▸ **WHAT YOU ARE ASKED TO DO**: Reproduce the material in full, unchanged.

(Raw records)

◆ ◆ ◆ ◆ ◆

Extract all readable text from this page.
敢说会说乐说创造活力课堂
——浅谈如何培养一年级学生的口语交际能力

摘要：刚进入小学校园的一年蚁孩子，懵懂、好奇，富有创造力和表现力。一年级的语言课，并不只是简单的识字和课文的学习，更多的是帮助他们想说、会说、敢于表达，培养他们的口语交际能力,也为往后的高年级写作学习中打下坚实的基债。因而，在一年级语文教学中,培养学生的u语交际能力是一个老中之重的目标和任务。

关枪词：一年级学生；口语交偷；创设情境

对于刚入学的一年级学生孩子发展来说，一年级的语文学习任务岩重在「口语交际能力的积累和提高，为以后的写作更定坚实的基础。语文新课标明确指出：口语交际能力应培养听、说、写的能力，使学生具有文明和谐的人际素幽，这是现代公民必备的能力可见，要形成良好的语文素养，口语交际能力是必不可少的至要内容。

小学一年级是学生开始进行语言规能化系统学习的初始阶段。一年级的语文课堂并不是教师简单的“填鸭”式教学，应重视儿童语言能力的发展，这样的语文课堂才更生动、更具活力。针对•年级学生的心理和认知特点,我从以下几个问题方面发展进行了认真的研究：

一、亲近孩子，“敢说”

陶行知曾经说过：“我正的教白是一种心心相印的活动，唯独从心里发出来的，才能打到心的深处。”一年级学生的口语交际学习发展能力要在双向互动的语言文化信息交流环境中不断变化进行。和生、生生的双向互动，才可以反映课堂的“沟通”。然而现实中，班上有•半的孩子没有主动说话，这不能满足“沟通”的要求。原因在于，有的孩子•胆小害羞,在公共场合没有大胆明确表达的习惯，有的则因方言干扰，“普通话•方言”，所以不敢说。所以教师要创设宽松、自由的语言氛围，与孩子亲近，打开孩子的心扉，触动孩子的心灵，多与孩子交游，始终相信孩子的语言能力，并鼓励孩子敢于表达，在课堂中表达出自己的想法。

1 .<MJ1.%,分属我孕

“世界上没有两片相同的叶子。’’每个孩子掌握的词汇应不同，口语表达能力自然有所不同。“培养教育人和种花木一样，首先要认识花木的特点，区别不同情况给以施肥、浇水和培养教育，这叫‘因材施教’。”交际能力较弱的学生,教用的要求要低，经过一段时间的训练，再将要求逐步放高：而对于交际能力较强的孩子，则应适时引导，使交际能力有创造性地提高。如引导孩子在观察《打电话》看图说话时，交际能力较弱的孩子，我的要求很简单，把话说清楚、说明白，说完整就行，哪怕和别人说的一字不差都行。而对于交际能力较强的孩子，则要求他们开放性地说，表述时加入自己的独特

◆ ◆ ◆ ◆ ◆

▸ **TASK ANSWER**:
Extract all readable text from this page.
敢说会说乐说创造活力课堂
——浅谈如何培养一年级学生的口语交际能力

摘要：刚进入小学校园的一年蚁孩子，懵懂、好奇，富有创造力和表现力。一年级的语言课，并不只是简单的识字和课文的学习，更多的是帮助他们想说、会说、敢于表达，培养他们的口语交际能力,也为往后的高年级写作学习中打下坚实的基债。因而，在一年级语文教学中,培养学生的u语交际能力是一个老中之重的目标和任务。

关枪词：一年级学生；口语交偷；创设情境

对于刚入学的一年级学生孩子发展来说，一年级的语文学习任务岩重在「口语交际能力的积累和提高，为以后的写作更定坚实的基础。语文新课标明确指出：口语交际能力应培养听、说、写的能力，使学生具有文明和谐的人际素幽，这是现代公民必备的能力可见，要形成良好的语文素养，口语交际能力是必不可少的至要内容。

小学一年级是学生开始进行语言规能化系统学习的初始阶段。一年级的语文课堂并不是教师简单的“填鸭”式教学，应重视儿童语言能力的发展，这样的语文课堂才更生动、更具活力。针对•年级学生的心理和认知特点,我从以下几个问题方面发展进行了认真的研究：

一、亲近孩子，“敢说”

陶行知曾经说过：“我正的教白是一种心心相印的活动，唯独从心里发出来的，才能打到心的深处。”一年级学生的口语交际学习发展能力要在双向互动的语言文化信息交流环境中不断变化进行。和生、生生的双向互动，才可以反映课堂的“沟通”。然而现实中，班上有•半的孩子没有主动说话，这不能满足“沟通”的要求。原因在于，有的孩子•胆小害羞,在公共场合没有大胆明确表达的习惯，有的则因方言干扰，“普通话•方言”，所以不敢说。所以教师要创设宽松、自由的语言氛围，与孩子亲近，打开孩子的心扉，触动孩子的心灵，多与孩子交游，始终相信孩子的语言能力，并鼓励孩子敢于表达，在课堂中表达出自己的想法。

1 .<MJ1.%,分属我孕

“世界上没有两片相同的叶子。’’每个孩子掌握的词汇应不同，口语表达能力自然有所不同。“培养教育人和种花木一样，首先要认识花木的特点，区别不同情况给以施肥、浇水和培养教育，这叫‘因材施教’。”交际能力较弱的学生,教用的要求要低，经过一段时间的训练，再将要求逐步放高：而对于交际能力较强的孩子，则应适时引导，使交际能力有创造性地提高。如引导孩子在观察《打电话》看图说话时，交际能力较弱的孩子，我的要求很简单，把话说清楚、说明白，说完整就行，哪怕和别人说的一字不差都行。而对于交际能力较强的孩子，则要求他们开放性地说，表述时加入自己的独特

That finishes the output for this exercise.